> **Task description**
Every line in the listing is to be echoed verbatim.
━━━ The input ━━━
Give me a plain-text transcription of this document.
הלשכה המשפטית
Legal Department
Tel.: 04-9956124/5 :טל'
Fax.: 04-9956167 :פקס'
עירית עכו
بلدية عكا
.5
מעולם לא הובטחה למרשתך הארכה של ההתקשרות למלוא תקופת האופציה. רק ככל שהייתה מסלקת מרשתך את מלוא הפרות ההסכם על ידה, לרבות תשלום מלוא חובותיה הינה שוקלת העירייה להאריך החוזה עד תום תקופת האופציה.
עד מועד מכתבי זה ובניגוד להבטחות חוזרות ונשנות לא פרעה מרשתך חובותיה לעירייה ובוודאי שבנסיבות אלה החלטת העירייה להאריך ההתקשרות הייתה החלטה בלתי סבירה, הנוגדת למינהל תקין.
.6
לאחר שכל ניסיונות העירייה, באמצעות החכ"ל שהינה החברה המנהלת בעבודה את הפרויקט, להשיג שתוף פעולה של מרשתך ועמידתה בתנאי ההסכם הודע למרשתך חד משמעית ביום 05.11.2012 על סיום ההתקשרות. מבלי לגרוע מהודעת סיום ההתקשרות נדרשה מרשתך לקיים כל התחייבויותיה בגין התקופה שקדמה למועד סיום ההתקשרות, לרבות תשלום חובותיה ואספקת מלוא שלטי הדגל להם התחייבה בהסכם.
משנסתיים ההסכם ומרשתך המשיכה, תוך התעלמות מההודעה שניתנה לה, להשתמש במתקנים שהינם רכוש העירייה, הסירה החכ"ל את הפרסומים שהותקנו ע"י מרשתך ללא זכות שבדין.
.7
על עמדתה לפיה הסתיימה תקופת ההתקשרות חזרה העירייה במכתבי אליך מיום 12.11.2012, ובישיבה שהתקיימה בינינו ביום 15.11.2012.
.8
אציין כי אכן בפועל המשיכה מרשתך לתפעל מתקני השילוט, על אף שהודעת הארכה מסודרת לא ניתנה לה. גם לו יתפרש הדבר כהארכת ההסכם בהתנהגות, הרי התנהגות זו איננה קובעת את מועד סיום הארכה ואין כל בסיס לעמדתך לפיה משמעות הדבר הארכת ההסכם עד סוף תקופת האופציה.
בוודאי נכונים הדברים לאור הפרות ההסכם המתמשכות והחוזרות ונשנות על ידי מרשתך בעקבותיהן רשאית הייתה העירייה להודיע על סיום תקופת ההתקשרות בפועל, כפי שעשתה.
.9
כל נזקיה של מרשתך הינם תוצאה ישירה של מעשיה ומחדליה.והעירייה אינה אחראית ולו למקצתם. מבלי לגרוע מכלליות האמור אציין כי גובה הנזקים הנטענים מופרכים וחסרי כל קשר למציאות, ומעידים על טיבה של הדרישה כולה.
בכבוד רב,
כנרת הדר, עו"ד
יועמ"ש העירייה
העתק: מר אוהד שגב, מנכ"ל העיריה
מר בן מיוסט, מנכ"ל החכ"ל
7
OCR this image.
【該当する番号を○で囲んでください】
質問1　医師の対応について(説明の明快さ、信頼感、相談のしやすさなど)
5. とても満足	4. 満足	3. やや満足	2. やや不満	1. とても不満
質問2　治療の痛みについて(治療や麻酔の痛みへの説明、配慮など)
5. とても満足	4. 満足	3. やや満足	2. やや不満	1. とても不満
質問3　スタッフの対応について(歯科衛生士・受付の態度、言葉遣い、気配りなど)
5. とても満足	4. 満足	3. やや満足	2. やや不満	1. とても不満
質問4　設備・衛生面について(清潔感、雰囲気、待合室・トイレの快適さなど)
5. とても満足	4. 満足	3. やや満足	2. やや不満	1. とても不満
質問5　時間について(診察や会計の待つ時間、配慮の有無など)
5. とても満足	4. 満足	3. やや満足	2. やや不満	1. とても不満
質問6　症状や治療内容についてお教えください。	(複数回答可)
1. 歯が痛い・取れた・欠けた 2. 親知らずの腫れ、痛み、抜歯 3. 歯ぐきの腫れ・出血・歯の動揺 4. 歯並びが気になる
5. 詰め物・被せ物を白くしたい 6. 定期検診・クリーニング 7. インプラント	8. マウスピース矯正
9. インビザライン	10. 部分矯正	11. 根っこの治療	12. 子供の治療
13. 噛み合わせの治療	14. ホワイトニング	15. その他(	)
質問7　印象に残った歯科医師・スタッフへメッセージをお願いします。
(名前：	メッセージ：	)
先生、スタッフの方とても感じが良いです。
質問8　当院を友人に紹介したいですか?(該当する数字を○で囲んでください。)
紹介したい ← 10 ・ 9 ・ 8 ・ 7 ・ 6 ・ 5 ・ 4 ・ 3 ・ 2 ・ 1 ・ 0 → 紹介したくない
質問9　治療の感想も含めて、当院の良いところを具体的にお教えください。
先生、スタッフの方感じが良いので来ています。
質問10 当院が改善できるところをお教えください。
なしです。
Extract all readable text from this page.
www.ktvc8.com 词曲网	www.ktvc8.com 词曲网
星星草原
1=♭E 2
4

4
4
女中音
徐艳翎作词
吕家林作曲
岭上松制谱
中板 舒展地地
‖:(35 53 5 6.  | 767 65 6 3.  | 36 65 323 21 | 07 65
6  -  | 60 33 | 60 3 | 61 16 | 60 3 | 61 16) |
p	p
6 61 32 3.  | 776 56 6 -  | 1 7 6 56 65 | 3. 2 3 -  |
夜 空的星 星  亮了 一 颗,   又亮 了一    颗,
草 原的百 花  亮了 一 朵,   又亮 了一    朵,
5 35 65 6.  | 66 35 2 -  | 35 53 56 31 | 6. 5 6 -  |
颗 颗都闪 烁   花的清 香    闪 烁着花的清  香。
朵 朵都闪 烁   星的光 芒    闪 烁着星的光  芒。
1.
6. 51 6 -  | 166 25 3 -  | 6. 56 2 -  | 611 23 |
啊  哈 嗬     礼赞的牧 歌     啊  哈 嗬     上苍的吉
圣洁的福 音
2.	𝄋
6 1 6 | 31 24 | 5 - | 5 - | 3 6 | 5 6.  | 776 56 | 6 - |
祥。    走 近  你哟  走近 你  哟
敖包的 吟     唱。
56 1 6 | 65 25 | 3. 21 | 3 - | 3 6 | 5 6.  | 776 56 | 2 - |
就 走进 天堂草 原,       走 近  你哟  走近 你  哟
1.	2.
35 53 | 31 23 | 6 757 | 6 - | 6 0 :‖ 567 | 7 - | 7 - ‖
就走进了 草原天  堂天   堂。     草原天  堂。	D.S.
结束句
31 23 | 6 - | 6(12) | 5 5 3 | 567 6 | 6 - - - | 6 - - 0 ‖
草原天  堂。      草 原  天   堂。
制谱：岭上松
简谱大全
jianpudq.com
━━━
> **Solved exercise**
Give me a plain-text transcription of this document.
הלשכה המשפטית
Legal Department
Tel.: 04-9956124/5 :טל'
Fax.: 04-9956167 :פקס'
עירית עכו
بلدية عكا
.5
מעולם לא הובטחה למרשתך הארכה של ההתקשרות למלוא תקופת האופציה. רק ככל שהייתה מסלקת מרשתך את מלוא הפרות ההסכם על ידה, לרבות תשלום מלוא חובותיה הינה שוקלת העירייה להאריך החוזה עד תום תקופת האופציה.
עד מועד מכתבי זה ובניגוד להבטחות חוזרות ונשנות לא פרעה מרשתך חובותיה לעירייה ובוודאי שבנסיבות אלה החלטת העירייה להאריך ההתקשרות הייתה החלטה בלתי סבירה, הנוגדת למינהל תקין.
.6
לאחר שכל ניסיונות העירייה, באמצעות החכ"ל שהינה החברה המנהלת בעבודה את הפרויקט, להשיג שתוף פעולה של מרשתך ועמידתה בתנאי ההסכם הודע למרשתך חד משמעית ביום 05.11.2012 על סיום ההתקשרות. מבלי לגרוע מהודעת סיום ההתקשרות נדרשה מרשתך לקיים כל התחייבויותיה בגין התקופה שקדמה למועד סיום ההתקשרות, לרבות תשלום חובותיה ואספקת מלוא שלטי הדגל להם התחייבה בהסכם.
משנסתיים ההסכם ומרשתך המשיכה, תוך התעלמות מההודעה שניתנה לה, להשתמש במתקנים שהינם רכוש העירייה, הסירה החכ"ל את הפרסומים שהותקנו ע"י מרשתך ללא זכות שבדין.
.7
על עמדתה לפיה הסתיימה תקופת ההתקשרות חזרה העירייה במכתבי אליך מיום 12.11.2012, ובישיבה שהתקיימה בינינו ביום 15.11.2012.
.8
אציין כי אכן בפועל המשיכה מרשתך לתפעל מתקני השילוט, על אף שהודעת הארכה מסודרת לא ניתנה לה. גם לו יתפרש הדבר כהארכת ההסכם בהתנהגות, הרי התנהגות זו איננה קובעת את מועד סיום הארכה ואין כל בסיס לעמדתך לפיה משמעות הדבר הארכת ההסכם עד סוף תקופת האופציה.
בוודאי נכונים הדברים לאור הפרות ההסכם המתמשכות והחוזרות ונשנות על ידי מרשתך בעקבותיהן רשאית הייתה העירייה להודיע על סיום תקופת ההתקשרות בפועל, כפי שעשתה.
.9
כל נזקיה של מרשתך הינם תוצאה ישירה של מעשיה ומחדליה.והעירייה אינה אחראית ולו למקצתם. מבלי לגרוע מכלליות האמור אציין כי גובה הנזקים הנטענים מופרכים וחסרי כל קשר למציאות, ומעידים על טיבה של הדרישה כולה.
בכבוד רב,
כנרת הדר, עו"ד
יועמ"ש העירייה
העתק: מר אוהד שגב, מנכ"ל העיריה
מר בן מיוסט, מנכ"ל החכ"ל
7
OCR this image.
【該当する番号を○で囲んでください】
質問1　医師の対応について(説明の明快さ、信頼感、相談のしやすさなど)
5. とても満足	4. 満足	3. やや満足	2. やや不満	1. とても不満
質問2　治療の痛みについて(治療や麻酔の痛みへの説明、配慮など)
5. とても満足	4. 満足	3. やや満足	2. やや不満	1. とても不満
質問3　スタッフの対応について(歯科衛生士・受付の態度、言葉遣い、気配りなど)
5. とても満足	4. 満足	3. やや満足	2. やや不満	1. とても不満
質問4　設備・衛生面について(清潔感、雰囲気、待合室・トイレの快適さなど)
5. とても満足	4. 満足	3. やや満足	2. やや不満	1. とても不満
質問5　時間について(診察や会計の待つ時間、配慮の有無など)
5. とても満足	4. 満足	3. やや満足	2. やや不満	1. とても不満
質問6　症状や治療内容についてお教えください。	(複数回答可)
1. 歯が痛い・取れた・欠けた 2. 親知らずの腫れ、痛み、抜歯 3. 歯ぐきの腫れ・出血・歯の動揺 4. 歯並びが気になる
5. 詰め物・被せ物を白くしたい 6. 定期検診・クリーニング 7. インプラント	8. マウスピース矯正
9. インビザライン	10. 部分矯正	11. 根っこの治療	12. 子供の治療
13. 噛み合わせの治療	14. ホワイトニング	15. その他(	)
質問7　印象に残った歯科医師・スタッフへメッセージをお願いします。
(名前：	メッセージ：	)
先生、スタッフの方とても感じが良いです。
質問8　当院を友人に紹介したいですか?(該当する数字を○で囲んでください。)
紹介したい ← 10 ・ 9 ・ 8 ・ 7 ・ 6 ・ 5 ・ 4 ・ 3 ・ 2 ・ 1 ・ 0 → 紹介したくない
質問9　治療の感想も含めて、当院の良いところを具体的にお教えください。
先生、スタッフの方感じが良いので来ています。
質問10 当院が改善できるところをお教えください。
なしです。
Extract all readable text from this page.
www.ktvc8.com 词曲网	www.ktvc8.com 词曲网
星星草原
1=♭E 2
4

4
4
女中音
徐艳翎作词
吕家林作曲
岭上松制谱
中板 舒展地地
‖:(35 53 5 6.  | 767 65 6 3.  | 36 65 323 21 | 07 65
6  -  | 60 33 | 60 3 | 61 16 | 60 3 | 61 16) |
p	p
6 61 32 3.  | 776 56 6 -  | 1 7 6 56 65 | 3. 2 3 -  |
夜 空的星 星  亮了 一 颗,   又亮 了一    颗,
草 原的百 花  亮了 一 朵,   又亮 了一    朵,
5 35 65 6.  | 66 35 2 -  | 35 53 56 31 | 6. 5 6 -  |
颗 颗都闪 烁   花的清 香    闪 烁着花的清  香。
朵 朵都闪 烁   星的光 芒    闪 烁着星的光  芒。
1.
6. 51 6 -  | 166 25 3 -  | 6. 56 2 -  | 611 23 |
啊  哈 嗬     礼赞的牧 歌     啊  哈 嗬     上苍的吉
圣洁的福 音
2.	𝄋
6 1 6 | 31 24 | 5 - | 5 - | 3 6 | 5 6.  | 776 56 | 6 - |
祥。    走 近  你哟  走近 你  哟
敖包的 吟     唱。
56 1 6 | 65 25 | 3. 21 | 3 - | 3 6 | 5 6.  | 776 56 | 2 - |
就 走进 天堂草 原,       走 近  你哟  走近 你  哟
1.	2.
35 53 | 31 23 | 6 757 | 6 - | 6 0 :‖ 567 | 7 - | 7 - ‖
就走进了 草原天  堂天   堂。     草原天  堂。	D.S.
结束句
31 23 | 6 - | 6(12) | 5 5 3 | 567 6 | 6 - - - | 6 - - 0 ‖
草原天  堂。      草 原  天   堂。
制谱：岭上松
简谱大全
jianpudq.com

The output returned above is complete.